Wherever the word "name" turns up in a line of the entries, copy that line.

▶ Supplied information
- - - - - - -

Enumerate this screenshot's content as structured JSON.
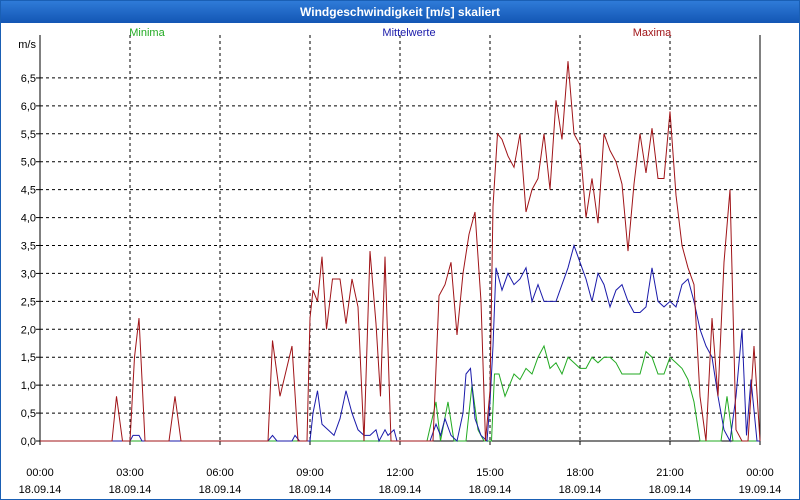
{
  "window": {
    "title": "Windgeschwindigkeit [m/s] skaliert"
  },
  "chart_data": {
    "type": "line",
    "title": "Windgeschwindigkeit [m/s] skaliert",
    "ylabel": "m/s",
    "ylim": [
      0,
      7.0
    ],
    "xlim_hours": [
      0,
      24
    ],
    "grid": true,
    "legend_position": "top",
    "y_ticks": [
      "0,0",
      "0,5",
      "1,0",
      "1,5",
      "2,0",
      "2,5",
      "3,0",
      "3,5",
      "4,0",
      "4,5",
      "5,0",
      "5,5",
      "6,0",
      "6,5"
    ],
    "x_ticks": [
      {
        "time": "00:00",
        "date": "18.09.14"
      },
      {
        "time": "03:00",
        "date": "18.09.14"
      },
      {
        "time": "06:00",
        "date": "18.09.14"
      },
      {
        "time": "09:00",
        "date": "18.09.14"
      },
      {
        "time": "12:00",
        "date": "18.09.14"
      },
      {
        "time": "15:00",
        "date": "18.09.14"
      },
      {
        "time": "18:00",
        "date": "18.09.14"
      },
      {
        "time": "21:00",
        "date": "18.09.14"
      },
      {
        "time": "00:00",
        "date": "19.09.14"
      }
    ],
    "series": [
      {
        "name": "Minima",
        "color": "#22aa22",
        "points": [
          [
            0,
            0
          ],
          [
            12.9,
            0
          ],
          [
            13.2,
            0.7
          ],
          [
            13.35,
            0
          ],
          [
            13.6,
            0.7
          ],
          [
            13.8,
            0
          ],
          [
            14.2,
            0
          ],
          [
            14.4,
            1.0
          ],
          [
            14.6,
            0.2
          ],
          [
            14.8,
            0
          ],
          [
            15.05,
            0
          ],
          [
            15.15,
            1.2
          ],
          [
            15.3,
            1.2
          ],
          [
            15.5,
            0.8
          ],
          [
            15.8,
            1.2
          ],
          [
            16.0,
            1.1
          ],
          [
            16.2,
            1.3
          ],
          [
            16.4,
            1.2
          ],
          [
            16.6,
            1.5
          ],
          [
            16.8,
            1.7
          ],
          [
            17.0,
            1.3
          ],
          [
            17.2,
            1.4
          ],
          [
            17.4,
            1.2
          ],
          [
            17.6,
            1.5
          ],
          [
            17.8,
            1.4
          ],
          [
            18.0,
            1.3
          ],
          [
            18.2,
            1.3
          ],
          [
            18.4,
            1.5
          ],
          [
            18.6,
            1.4
          ],
          [
            18.8,
            1.5
          ],
          [
            19.0,
            1.5
          ],
          [
            19.2,
            1.4
          ],
          [
            19.4,
            1.2
          ],
          [
            19.6,
            1.2
          ],
          [
            19.8,
            1.2
          ],
          [
            20.0,
            1.2
          ],
          [
            20.2,
            1.6
          ],
          [
            20.4,
            1.5
          ],
          [
            20.6,
            1.2
          ],
          [
            20.8,
            1.2
          ],
          [
            21.0,
            1.5
          ],
          [
            21.2,
            1.4
          ],
          [
            21.4,
            1.3
          ],
          [
            21.6,
            1.1
          ],
          [
            21.8,
            0.7
          ],
          [
            22.0,
            0
          ],
          [
            22.4,
            0
          ],
          [
            22.7,
            0
          ],
          [
            22.9,
            0.8
          ],
          [
            23.1,
            0
          ],
          [
            24,
            0
          ]
        ]
      },
      {
        "name": "Mittelwerte",
        "color": "#1a1aaa",
        "points": [
          [
            0,
            0
          ],
          [
            3.0,
            0
          ],
          [
            3.1,
            0.1
          ],
          [
            3.3,
            0.1
          ],
          [
            3.4,
            0
          ],
          [
            7.6,
            0
          ],
          [
            7.75,
            0.1
          ],
          [
            7.9,
            0
          ],
          [
            8.4,
            0
          ],
          [
            8.5,
            0.1
          ],
          [
            8.65,
            0
          ],
          [
            9.0,
            0
          ],
          [
            9.1,
            0.5
          ],
          [
            9.25,
            0.9
          ],
          [
            9.4,
            0.3
          ],
          [
            9.6,
            0.2
          ],
          [
            9.8,
            0.1
          ],
          [
            10.0,
            0.4
          ],
          [
            10.2,
            0.9
          ],
          [
            10.4,
            0.5
          ],
          [
            10.6,
            0.2
          ],
          [
            10.8,
            0.1
          ],
          [
            11.0,
            0.1
          ],
          [
            11.2,
            0.2
          ],
          [
            11.3,
            0
          ],
          [
            11.5,
            0.2
          ],
          [
            11.6,
            0.1
          ],
          [
            11.8,
            0.2
          ],
          [
            11.9,
            0
          ],
          [
            13.0,
            0
          ],
          [
            13.2,
            0.3
          ],
          [
            13.35,
            0.1
          ],
          [
            13.5,
            0.4
          ],
          [
            13.7,
            0.1
          ],
          [
            13.9,
            0
          ],
          [
            14.1,
            0.5
          ],
          [
            14.2,
            1.2
          ],
          [
            14.35,
            1.3
          ],
          [
            14.5,
            0.4
          ],
          [
            14.7,
            0.1
          ],
          [
            14.9,
            0
          ],
          [
            15.0,
            0.7
          ],
          [
            15.1,
            1.7
          ],
          [
            15.2,
            3.1
          ],
          [
            15.4,
            2.7
          ],
          [
            15.6,
            3.0
          ],
          [
            15.8,
            2.8
          ],
          [
            16.0,
            2.9
          ],
          [
            16.2,
            3.1
          ],
          [
            16.4,
            2.5
          ],
          [
            16.6,
            2.8
          ],
          [
            16.8,
            2.5
          ],
          [
            17.0,
            2.5
          ],
          [
            17.2,
            2.5
          ],
          [
            17.4,
            2.8
          ],
          [
            17.6,
            3.1
          ],
          [
            17.8,
            3.5
          ],
          [
            18.0,
            3.2
          ],
          [
            18.2,
            2.9
          ],
          [
            18.4,
            2.5
          ],
          [
            18.6,
            3.0
          ],
          [
            18.8,
            2.8
          ],
          [
            19.0,
            2.4
          ],
          [
            19.2,
            2.7
          ],
          [
            19.4,
            2.8
          ],
          [
            19.6,
            2.5
          ],
          [
            19.8,
            2.3
          ],
          [
            20.0,
            2.3
          ],
          [
            20.2,
            2.4
          ],
          [
            20.4,
            3.1
          ],
          [
            20.6,
            2.5
          ],
          [
            20.8,
            2.4
          ],
          [
            21.0,
            2.5
          ],
          [
            21.2,
            2.4
          ],
          [
            21.4,
            2.8
          ],
          [
            21.6,
            2.9
          ],
          [
            21.8,
            2.5
          ],
          [
            22.0,
            2.0
          ],
          [
            22.2,
            1.7
          ],
          [
            22.4,
            1.5
          ],
          [
            22.6,
            0.8
          ],
          [
            22.8,
            0.2
          ],
          [
            23.0,
            0
          ],
          [
            23.2,
            0.8
          ],
          [
            23.4,
            2.0
          ],
          [
            23.55,
            0.1
          ],
          [
            23.7,
            1.1
          ],
          [
            23.9,
            0
          ],
          [
            24,
            0
          ]
        ]
      },
      {
        "name": "Maxima",
        "color": "#a01418",
        "points": [
          [
            0,
            0
          ],
          [
            2.4,
            0
          ],
          [
            2.55,
            0.8
          ],
          [
            2.75,
            0
          ],
          [
            3.0,
            0
          ],
          [
            3.15,
            1.5
          ],
          [
            3.3,
            2.2
          ],
          [
            3.5,
            0
          ],
          [
            4.3,
            0
          ],
          [
            4.5,
            0.8
          ],
          [
            4.7,
            0
          ],
          [
            7.6,
            0
          ],
          [
            7.75,
            1.8
          ],
          [
            8.0,
            0.8
          ],
          [
            8.4,
            1.7
          ],
          [
            8.6,
            0
          ],
          [
            8.9,
            0
          ],
          [
            9.0,
            2.2
          ],
          [
            9.1,
            2.7
          ],
          [
            9.25,
            2.5
          ],
          [
            9.4,
            3.3
          ],
          [
            9.55,
            2.0
          ],
          [
            9.75,
            2.9
          ],
          [
            10.0,
            2.9
          ],
          [
            10.2,
            2.1
          ],
          [
            10.4,
            2.9
          ],
          [
            10.6,
            2.4
          ],
          [
            10.8,
            0
          ],
          [
            11.0,
            3.4
          ],
          [
            11.2,
            2.1
          ],
          [
            11.35,
            0.8
          ],
          [
            11.5,
            3.3
          ],
          [
            11.7,
            0
          ],
          [
            11.95,
            0
          ],
          [
            13.1,
            0
          ],
          [
            13.3,
            2.6
          ],
          [
            13.5,
            2.8
          ],
          [
            13.7,
            3.2
          ],
          [
            13.9,
            1.9
          ],
          [
            14.1,
            3.0
          ],
          [
            14.3,
            3.7
          ],
          [
            14.5,
            4.1
          ],
          [
            14.7,
            2.5
          ],
          [
            14.85,
            0
          ],
          [
            15.0,
            0.9
          ],
          [
            15.1,
            4.2
          ],
          [
            15.25,
            5.5
          ],
          [
            15.4,
            5.4
          ],
          [
            15.6,
            5.1
          ],
          [
            15.8,
            4.9
          ],
          [
            16.0,
            5.5
          ],
          [
            16.2,
            4.1
          ],
          [
            16.4,
            4.5
          ],
          [
            16.6,
            4.7
          ],
          [
            16.8,
            5.5
          ],
          [
            17.0,
            4.5
          ],
          [
            17.2,
            6.1
          ],
          [
            17.4,
            5.4
          ],
          [
            17.6,
            6.8
          ],
          [
            17.8,
            5.5
          ],
          [
            18.0,
            5.3
          ],
          [
            18.2,
            4.0
          ],
          [
            18.4,
            4.7
          ],
          [
            18.6,
            3.9
          ],
          [
            18.8,
            5.5
          ],
          [
            19.0,
            5.2
          ],
          [
            19.2,
            5.0
          ],
          [
            19.4,
            4.6
          ],
          [
            19.6,
            3.4
          ],
          [
            19.8,
            4.6
          ],
          [
            20.0,
            5.5
          ],
          [
            20.2,
            4.8
          ],
          [
            20.4,
            5.6
          ],
          [
            20.6,
            4.7
          ],
          [
            20.8,
            4.7
          ],
          [
            21.0,
            5.9
          ],
          [
            21.2,
            4.4
          ],
          [
            21.4,
            3.5
          ],
          [
            21.6,
            3.1
          ],
          [
            21.8,
            2.8
          ],
          [
            22.0,
            0.8
          ],
          [
            22.2,
            0
          ],
          [
            22.4,
            2.2
          ],
          [
            22.6,
            0.8
          ],
          [
            22.8,
            3.2
          ],
          [
            23.0,
            4.5
          ],
          [
            23.2,
            0.2
          ],
          [
            23.4,
            0
          ],
          [
            23.6,
            0
          ],
          [
            23.8,
            1.7
          ],
          [
            24,
            0
          ]
        ]
      }
    ]
  }
}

- - - - - - -

▶ Answer to this problem
        "name": "Minima",
        "name": "Mittelwerte",
        "name": "Maxima",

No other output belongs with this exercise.